>> begin Records for the task

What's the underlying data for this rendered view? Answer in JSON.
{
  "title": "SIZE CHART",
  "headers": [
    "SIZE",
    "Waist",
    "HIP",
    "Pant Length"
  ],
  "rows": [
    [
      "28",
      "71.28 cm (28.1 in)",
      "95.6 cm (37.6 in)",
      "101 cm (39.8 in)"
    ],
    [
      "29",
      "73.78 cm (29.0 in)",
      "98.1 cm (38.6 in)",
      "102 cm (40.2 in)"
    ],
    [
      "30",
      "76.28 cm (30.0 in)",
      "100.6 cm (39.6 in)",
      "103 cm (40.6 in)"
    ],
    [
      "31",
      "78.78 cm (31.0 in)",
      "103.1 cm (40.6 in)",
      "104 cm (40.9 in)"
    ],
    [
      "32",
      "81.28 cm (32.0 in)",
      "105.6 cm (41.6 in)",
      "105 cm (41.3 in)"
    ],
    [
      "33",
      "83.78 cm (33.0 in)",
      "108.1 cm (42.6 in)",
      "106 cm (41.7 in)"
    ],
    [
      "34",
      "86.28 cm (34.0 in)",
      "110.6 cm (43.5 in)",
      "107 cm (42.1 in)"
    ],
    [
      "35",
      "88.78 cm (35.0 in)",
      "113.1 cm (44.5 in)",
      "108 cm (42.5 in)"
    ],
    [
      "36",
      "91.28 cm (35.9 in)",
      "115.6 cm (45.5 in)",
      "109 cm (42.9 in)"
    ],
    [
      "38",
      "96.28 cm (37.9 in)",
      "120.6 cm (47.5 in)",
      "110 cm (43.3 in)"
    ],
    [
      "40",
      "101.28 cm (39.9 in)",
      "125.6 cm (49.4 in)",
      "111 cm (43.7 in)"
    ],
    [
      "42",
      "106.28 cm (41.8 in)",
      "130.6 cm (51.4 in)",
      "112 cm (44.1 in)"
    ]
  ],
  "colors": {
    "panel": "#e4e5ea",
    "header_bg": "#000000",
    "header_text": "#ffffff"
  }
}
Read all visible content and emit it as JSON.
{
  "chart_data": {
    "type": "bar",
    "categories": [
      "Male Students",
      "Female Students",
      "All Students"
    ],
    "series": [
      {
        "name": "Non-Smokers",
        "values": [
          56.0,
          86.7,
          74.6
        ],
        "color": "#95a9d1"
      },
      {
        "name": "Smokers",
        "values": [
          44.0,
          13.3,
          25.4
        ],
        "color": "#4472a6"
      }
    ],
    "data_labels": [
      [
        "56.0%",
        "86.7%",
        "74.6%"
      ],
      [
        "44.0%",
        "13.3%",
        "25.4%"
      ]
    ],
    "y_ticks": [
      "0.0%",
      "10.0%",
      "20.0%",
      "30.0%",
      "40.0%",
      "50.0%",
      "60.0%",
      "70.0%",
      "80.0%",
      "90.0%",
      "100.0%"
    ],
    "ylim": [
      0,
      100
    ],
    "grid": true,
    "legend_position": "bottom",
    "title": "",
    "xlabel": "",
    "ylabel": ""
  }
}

>> end Records for the task

* What is expected *
From the data above, extract every line in its exact form.

* Output *
What's the underlying data for this rendered view? Answer in JSON.
{
  "title": "SIZE CHART",
  "headers": [
    "SIZE",
    "Waist",
    "HIP",
    "Pant Length"
  ],
  "rows": [
    [
      "28",
      "71.28 cm (28.1 in)",
      "95.6 cm (37.6 in)",
      "101 cm (39.8 in)"
    ],
    [
      "29",
      "73.78 cm (29.0 in)",
      "98.1 cm (38.6 in)",
      "102 cm (40.2 in)"
    ],
    [
      "30",
      "76.28 cm (30.0 in)",
      "100.6 cm (39.6 in)",
      "103 cm (40.6 in)"
    ],
    [
      "31",
      "78.78 cm (31.0 in)",
      "103.1 cm (40.6 in)",
      "104 cm (40.9 in)"
    ],
    [
      "32",
      "81.28 cm (32.0 in)",
      "105.6 cm (41.6 in)",
      "105 cm (41.3 in)"
    ],
    [
      "33",
      "83.78 cm (33.0 in)",
      "108.1 cm (42.6 in)",
      "106 cm (41.7 in)"
    ],
    [
      "34",
      "86.28 cm (34.0 in)",
      "110.6 cm (43.5 in)",
      "107 cm (42.1 in)"
    ],
    [
      "35",
      "88.78 cm (35.0 in)",
      "113.1 cm (44.5 in)",
      "108 cm (42.5 in)"
    ],
    [
      "36",
      "91.28 cm (35.9 in)",
      "115.6 cm (45.5 in)",
      "109 cm (42.9 in)"
    ],
    [
      "38",
      "96.28 cm (37.9 in)",
      "120.6 cm (47.5 in)",
      "110 cm (43.3 in)"
    ],
    [
      "40",
      "101.28 cm (39.9 in)",
      "125.6 cm (49.4 in)",
      "111 cm (43.7 in)"
    ],
    [
      "42",
      "106.28 cm (41.8 in)",
      "130.6 cm (51.4 in)",
      "112 cm (44.1 in)"
    ]
  ],
  "colors": {
    "panel": "#e4e5ea",
    "header_bg": "#000000",
    "header_text": "#ffffff"
  }
}
Read all visible content and emit it as JSON.
{
  "chart_data": {
    "type": "bar",
    "categories": [
      "Male Students",
      "Female Students",
      "All Students"
    ],
    "series": [
      {
        "name": "Non-Smokers",
        "values": [
          56.0,
          86.7,
          74.6
        ],
        "color": "#95a9d1"
      },
      {
        "name": "Smokers",
        "values": [
          44.0,
          13.3,
          25.4
        ],
        "color": "#4472a6"
      }
    ],
    "data_labels": [
      [
        "56.0%",
        "86.7%",
        "74.6%"
      ],
      [
        "44.0%",
        "13.3%",
        "25.4%"
      ]
    ],
    "y_ticks": [
      "0.0%",
      "10.0%",
      "20.0%",
      "30.0%",
      "40.0%",
      "50.0%",
      "60.0%",
      "70.0%",
      "80.0%",
      "90.0%",
      "100.0%"
    ],
    "ylim": [
      0,
      100
    ],
    "grid": true,
    "legend_position": "bottom",
    "title": "",
    "xlabel": "",
    "ylabel": ""
  }
}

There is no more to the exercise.